Americans are joining the Chinese social media app en masse to protest an imminent TikTok ban.
- American users have flocked to Chinese social media platform Xiaohongshu in defiance of security warnings.
- Chinese and American users have engaged in surprisingly friendly conversations about each other’s lives.
- The influx of American users could burden Xiaohongshu’s censorship mechanism, experts say.
I’ve seen a bunch of companies claiming us users are flocking to them. I guess we shall see where users end up
Yeah, this honestly sounds like a press release with made up “users”. Definitely part of a marketing campaign.
Everyone I followed on tiktok said they’re going to Rednote, and my FYP on rednote is extremely active with tiktok refugees. It’s also been the number 1 app on both apple and chrome for 3 days. The users are very real.
That picture is amazing, lol.

§ Annotations of layout elements
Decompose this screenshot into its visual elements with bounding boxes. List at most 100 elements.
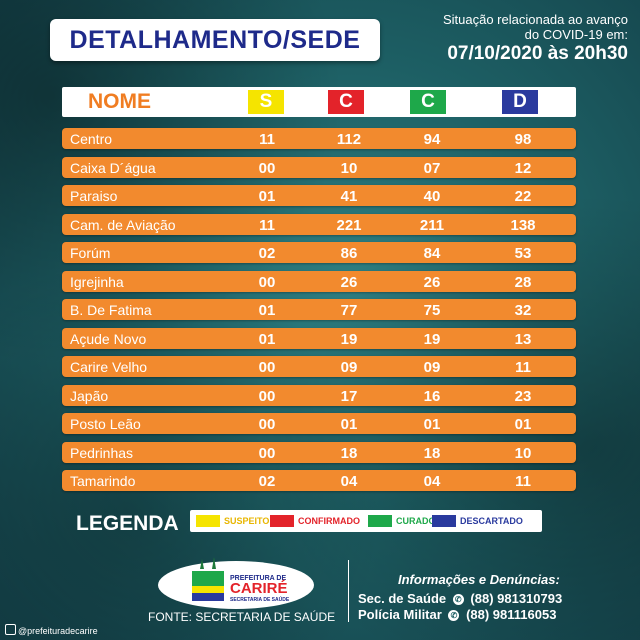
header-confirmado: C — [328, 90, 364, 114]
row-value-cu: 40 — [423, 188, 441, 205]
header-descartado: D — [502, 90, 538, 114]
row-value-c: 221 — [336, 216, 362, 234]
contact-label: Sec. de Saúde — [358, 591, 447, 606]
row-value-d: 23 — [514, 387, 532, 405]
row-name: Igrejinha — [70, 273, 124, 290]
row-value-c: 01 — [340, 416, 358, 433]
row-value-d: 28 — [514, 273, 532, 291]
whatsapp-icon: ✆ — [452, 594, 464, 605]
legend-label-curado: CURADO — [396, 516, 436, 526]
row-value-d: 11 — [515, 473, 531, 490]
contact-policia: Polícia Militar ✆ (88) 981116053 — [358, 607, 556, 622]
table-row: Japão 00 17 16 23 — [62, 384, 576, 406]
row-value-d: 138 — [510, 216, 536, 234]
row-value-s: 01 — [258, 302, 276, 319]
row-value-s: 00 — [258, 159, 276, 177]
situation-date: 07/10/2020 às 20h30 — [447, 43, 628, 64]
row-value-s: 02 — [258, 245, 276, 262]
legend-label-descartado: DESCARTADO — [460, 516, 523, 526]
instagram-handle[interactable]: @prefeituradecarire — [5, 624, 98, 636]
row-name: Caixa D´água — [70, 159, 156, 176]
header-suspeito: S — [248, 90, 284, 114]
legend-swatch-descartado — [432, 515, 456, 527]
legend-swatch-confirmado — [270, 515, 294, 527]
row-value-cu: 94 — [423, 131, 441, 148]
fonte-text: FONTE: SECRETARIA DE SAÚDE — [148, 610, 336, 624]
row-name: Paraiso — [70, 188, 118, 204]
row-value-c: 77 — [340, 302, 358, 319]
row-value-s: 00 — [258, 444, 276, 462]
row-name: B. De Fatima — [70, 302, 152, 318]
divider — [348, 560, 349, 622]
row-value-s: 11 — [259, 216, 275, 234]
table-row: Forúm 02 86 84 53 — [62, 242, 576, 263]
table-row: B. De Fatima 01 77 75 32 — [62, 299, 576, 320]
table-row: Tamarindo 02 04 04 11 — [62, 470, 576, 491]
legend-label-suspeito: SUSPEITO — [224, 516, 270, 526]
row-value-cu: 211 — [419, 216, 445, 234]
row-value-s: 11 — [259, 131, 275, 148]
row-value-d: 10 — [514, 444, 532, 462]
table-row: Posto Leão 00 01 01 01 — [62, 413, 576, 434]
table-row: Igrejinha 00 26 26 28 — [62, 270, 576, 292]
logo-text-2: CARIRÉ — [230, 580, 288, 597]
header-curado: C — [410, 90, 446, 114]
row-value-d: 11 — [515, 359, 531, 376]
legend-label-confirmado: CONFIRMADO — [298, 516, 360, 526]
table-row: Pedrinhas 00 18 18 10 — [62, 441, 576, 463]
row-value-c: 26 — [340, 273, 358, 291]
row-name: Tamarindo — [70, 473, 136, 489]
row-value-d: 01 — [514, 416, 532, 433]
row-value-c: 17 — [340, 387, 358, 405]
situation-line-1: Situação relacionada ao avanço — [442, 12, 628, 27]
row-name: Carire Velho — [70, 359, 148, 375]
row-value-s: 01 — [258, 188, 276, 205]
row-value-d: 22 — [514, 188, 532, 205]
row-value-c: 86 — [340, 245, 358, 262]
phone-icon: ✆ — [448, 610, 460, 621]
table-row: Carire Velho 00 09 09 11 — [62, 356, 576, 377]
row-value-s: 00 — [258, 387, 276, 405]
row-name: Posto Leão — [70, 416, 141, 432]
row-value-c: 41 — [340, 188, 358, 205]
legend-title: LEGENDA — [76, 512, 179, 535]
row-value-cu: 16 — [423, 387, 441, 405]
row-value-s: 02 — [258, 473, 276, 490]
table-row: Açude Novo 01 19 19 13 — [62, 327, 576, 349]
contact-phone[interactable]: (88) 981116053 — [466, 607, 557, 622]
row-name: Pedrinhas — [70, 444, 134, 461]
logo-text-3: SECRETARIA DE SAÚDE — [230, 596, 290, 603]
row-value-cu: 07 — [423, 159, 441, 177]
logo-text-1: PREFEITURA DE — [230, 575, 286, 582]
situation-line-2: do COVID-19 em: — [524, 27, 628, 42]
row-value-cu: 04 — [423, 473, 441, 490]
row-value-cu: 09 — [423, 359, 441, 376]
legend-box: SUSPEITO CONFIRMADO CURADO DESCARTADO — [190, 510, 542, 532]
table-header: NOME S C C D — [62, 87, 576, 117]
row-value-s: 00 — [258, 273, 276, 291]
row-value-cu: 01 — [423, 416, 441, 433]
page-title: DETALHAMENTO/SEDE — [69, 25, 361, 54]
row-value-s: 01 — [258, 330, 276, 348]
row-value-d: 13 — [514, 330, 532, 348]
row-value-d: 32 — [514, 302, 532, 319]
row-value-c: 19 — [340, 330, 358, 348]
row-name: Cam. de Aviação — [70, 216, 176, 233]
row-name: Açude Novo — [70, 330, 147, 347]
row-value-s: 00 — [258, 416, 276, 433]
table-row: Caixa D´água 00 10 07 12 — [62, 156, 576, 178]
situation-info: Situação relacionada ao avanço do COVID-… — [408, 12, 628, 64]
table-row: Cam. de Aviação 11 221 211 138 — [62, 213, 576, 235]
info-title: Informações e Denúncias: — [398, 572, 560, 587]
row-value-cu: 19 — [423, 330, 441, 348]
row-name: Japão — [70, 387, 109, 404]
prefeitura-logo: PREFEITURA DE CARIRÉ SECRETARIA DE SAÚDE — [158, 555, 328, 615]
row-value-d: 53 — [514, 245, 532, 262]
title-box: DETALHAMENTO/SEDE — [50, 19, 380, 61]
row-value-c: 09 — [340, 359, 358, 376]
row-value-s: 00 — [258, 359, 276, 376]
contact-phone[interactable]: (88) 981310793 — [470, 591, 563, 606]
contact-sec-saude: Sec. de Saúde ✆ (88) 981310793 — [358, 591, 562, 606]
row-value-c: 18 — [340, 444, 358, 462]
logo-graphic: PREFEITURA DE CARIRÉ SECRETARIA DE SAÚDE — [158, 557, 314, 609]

...

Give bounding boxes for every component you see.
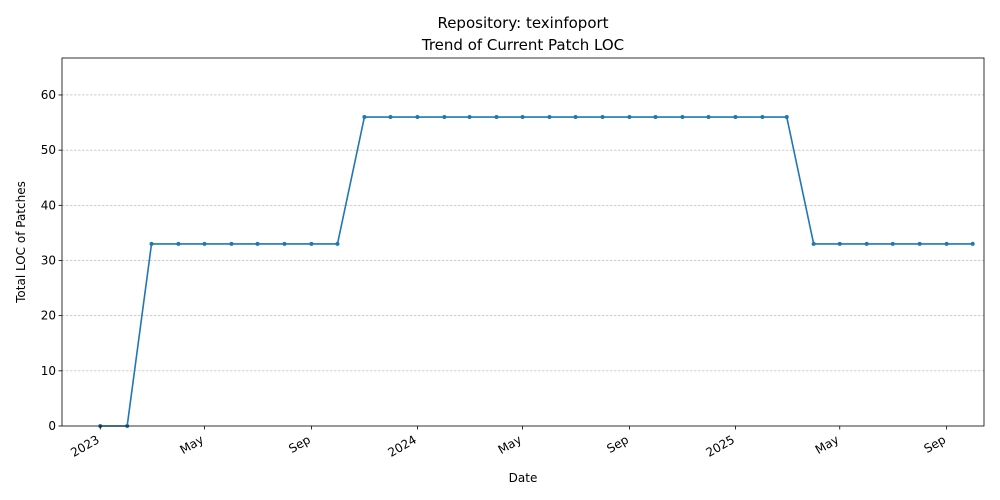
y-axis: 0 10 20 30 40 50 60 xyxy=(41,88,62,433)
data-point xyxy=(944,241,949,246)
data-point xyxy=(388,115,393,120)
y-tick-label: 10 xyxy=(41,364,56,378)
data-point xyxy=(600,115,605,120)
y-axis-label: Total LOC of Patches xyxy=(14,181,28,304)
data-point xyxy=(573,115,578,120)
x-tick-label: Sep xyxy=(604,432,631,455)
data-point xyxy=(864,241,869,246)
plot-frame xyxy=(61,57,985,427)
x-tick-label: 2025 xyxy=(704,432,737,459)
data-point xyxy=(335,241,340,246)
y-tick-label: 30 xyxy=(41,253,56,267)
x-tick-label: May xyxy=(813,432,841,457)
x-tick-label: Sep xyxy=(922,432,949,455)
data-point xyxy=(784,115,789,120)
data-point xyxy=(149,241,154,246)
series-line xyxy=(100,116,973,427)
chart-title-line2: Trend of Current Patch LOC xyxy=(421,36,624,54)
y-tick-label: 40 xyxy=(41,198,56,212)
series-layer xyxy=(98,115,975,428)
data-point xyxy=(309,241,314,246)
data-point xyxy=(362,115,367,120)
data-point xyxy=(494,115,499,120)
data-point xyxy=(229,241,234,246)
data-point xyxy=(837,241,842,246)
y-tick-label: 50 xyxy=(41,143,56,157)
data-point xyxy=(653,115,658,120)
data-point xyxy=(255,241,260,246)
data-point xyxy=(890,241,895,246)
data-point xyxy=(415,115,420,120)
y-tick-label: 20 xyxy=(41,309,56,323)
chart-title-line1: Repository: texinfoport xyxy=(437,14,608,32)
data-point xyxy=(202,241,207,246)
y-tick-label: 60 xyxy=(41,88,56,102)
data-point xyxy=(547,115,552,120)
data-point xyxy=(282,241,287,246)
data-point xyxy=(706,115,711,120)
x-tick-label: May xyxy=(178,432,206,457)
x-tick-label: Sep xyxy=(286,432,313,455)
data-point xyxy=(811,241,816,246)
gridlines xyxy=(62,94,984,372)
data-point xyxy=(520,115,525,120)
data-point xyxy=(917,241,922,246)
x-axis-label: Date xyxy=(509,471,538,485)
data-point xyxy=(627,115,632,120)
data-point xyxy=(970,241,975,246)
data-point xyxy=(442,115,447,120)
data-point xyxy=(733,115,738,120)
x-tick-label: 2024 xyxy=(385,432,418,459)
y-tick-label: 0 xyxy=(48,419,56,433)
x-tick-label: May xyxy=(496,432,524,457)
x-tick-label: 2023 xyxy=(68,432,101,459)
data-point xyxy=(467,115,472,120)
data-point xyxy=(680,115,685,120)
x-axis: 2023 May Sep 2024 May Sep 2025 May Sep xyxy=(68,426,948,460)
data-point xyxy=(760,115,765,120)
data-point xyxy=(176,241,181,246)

§ Set problem
According to the text about Americans joining Xiaohongshu, what do experts say the influx of American users could burden?

§ The answer
Xiaohongshu's censorship mechanism.